* Task
Filter these entries, keeping only lines that hold the word "this".

.....

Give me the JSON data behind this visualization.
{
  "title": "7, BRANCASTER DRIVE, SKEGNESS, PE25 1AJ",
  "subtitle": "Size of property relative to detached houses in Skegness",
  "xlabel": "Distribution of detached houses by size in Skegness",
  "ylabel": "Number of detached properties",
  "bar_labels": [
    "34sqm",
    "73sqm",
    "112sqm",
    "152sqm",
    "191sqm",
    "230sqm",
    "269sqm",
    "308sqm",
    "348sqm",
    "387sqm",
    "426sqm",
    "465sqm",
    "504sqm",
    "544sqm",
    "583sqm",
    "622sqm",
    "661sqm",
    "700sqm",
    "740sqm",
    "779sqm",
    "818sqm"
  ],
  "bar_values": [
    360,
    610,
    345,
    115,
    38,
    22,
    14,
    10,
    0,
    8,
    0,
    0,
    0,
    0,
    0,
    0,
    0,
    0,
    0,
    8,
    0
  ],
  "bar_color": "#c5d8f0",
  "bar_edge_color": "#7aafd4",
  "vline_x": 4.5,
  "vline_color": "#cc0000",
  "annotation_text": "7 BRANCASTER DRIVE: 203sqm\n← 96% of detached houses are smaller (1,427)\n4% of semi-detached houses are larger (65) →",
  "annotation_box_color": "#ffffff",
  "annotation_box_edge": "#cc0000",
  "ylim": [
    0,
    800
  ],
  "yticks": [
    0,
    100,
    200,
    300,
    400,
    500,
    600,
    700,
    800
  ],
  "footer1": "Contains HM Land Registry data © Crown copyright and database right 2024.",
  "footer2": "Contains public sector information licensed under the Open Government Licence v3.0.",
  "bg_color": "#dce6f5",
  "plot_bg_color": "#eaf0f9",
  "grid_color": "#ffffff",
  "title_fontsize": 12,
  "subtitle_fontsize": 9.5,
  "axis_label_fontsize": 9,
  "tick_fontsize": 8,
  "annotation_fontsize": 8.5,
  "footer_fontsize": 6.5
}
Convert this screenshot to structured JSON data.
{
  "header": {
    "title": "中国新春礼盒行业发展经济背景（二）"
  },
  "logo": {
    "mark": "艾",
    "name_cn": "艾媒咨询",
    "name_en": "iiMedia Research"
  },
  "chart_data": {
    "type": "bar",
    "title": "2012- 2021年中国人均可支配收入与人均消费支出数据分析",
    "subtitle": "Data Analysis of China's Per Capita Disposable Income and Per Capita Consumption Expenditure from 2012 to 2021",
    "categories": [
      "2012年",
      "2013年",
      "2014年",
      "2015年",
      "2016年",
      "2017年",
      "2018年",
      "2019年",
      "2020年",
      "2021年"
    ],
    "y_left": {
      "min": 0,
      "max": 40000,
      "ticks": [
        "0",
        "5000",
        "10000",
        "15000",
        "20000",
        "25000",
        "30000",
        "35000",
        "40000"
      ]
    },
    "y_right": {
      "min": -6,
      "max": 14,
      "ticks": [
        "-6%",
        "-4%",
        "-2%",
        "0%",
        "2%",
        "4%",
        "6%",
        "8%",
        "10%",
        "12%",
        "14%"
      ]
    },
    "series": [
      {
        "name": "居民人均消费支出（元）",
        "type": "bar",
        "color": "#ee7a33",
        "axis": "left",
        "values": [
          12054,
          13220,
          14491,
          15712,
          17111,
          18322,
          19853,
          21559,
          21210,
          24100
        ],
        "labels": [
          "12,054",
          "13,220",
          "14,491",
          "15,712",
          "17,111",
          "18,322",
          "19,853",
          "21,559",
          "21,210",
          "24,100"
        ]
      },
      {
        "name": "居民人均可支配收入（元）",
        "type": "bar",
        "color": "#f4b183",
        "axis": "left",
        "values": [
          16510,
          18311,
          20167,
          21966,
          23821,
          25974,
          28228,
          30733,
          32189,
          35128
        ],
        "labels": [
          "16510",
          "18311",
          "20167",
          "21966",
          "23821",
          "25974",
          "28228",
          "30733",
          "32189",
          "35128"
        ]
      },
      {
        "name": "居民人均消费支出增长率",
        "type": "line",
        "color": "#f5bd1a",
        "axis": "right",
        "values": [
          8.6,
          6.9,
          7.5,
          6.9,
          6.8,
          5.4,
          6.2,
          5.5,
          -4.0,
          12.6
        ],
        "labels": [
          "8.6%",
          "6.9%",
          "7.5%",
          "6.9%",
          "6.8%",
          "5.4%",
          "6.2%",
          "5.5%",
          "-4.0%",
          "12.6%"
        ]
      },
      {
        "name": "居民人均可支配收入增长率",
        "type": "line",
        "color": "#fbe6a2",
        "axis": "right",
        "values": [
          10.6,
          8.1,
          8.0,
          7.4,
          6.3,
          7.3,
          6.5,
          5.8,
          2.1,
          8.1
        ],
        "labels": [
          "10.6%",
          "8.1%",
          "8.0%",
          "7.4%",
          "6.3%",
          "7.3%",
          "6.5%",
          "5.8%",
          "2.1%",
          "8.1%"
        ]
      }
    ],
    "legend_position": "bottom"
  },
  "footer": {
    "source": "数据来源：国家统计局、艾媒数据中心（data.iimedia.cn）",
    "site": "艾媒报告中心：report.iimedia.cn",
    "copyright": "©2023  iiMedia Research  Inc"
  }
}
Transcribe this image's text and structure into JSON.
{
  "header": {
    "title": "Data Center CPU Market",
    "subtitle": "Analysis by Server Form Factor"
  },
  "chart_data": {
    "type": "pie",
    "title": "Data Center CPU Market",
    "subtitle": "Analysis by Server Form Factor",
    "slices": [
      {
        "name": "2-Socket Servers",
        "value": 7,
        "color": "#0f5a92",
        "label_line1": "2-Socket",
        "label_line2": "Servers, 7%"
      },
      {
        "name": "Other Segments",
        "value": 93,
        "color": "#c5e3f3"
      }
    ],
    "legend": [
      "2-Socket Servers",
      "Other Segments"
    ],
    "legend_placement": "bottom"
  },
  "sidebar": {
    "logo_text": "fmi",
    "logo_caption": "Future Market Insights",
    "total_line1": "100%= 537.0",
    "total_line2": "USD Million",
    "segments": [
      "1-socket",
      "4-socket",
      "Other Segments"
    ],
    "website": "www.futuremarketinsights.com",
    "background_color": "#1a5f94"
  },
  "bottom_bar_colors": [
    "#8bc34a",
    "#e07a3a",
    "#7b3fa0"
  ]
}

.....

* Problem solution
Give me the JSON data behind this visualization.
Convert this screenshot to structured JSON data.
Transcribe this image's text and structure into JSON.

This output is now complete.